_Task statement_
Reproduce each of the lines word for word.
-------
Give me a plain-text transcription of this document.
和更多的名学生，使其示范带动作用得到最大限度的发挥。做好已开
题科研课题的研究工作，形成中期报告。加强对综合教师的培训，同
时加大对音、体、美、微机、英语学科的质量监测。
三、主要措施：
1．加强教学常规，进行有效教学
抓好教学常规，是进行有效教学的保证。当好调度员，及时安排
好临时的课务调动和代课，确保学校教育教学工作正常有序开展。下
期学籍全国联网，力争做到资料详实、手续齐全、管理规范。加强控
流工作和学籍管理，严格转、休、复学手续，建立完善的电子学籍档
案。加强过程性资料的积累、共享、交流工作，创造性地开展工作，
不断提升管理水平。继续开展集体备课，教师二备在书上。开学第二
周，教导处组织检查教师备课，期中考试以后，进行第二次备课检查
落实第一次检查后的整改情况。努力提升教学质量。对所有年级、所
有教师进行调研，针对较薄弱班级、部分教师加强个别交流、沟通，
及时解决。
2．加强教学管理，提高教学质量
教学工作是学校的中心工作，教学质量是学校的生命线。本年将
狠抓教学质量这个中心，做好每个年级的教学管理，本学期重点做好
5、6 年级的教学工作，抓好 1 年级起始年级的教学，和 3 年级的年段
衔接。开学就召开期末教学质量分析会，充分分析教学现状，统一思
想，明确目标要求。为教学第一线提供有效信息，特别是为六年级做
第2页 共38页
-------
_Result_
Give me a plain-text transcription of this document.
和更多的名学生，使其示范带动作用得到最大限度的发挥。做好已开
题科研课题的研究工作，形成中期报告。加强对综合教师的培训，同
时加大对音、体、美、微机、英语学科的质量监测。
三、主要措施：
1．加强教学常规，进行有效教学
抓好教学常规，是进行有效教学的保证。当好调度员，及时安排
好临时的课务调动和代课，确保学校教育教学工作正常有序开展。下
期学籍全国联网，力争做到资料详实、手续齐全、管理规范。加强控
流工作和学籍管理，严格转、休、复学手续，建立完善的电子学籍档
案。加强过程性资料的积累、共享、交流工作，创造性地开展工作，
不断提升管理水平。继续开展集体备课，教师二备在书上。开学第二
周，教导处组织检查教师备课，期中考试以后，进行第二次备课检查
落实第一次检查后的整改情况。努力提升教学质量。对所有年级、所
有教师进行调研，针对较薄弱班级、部分教师加强个别交流、沟通，
及时解决。
2．加强教学管理，提高教学质量
教学工作是学校的中心工作，教学质量是学校的生命线。本年将
狠抓教学质量这个中心，做好每个年级的教学管理，本学期重点做好
5、6 年级的教学工作，抓好 1 年级起始年级的教学，和 3 年级的年段
衔接。开学就召开期末教学质量分析会，充分分析教学现状，统一思
想，明确目标要求。为教学第一线提供有效信息，特别是为六年级做
第2页 共38页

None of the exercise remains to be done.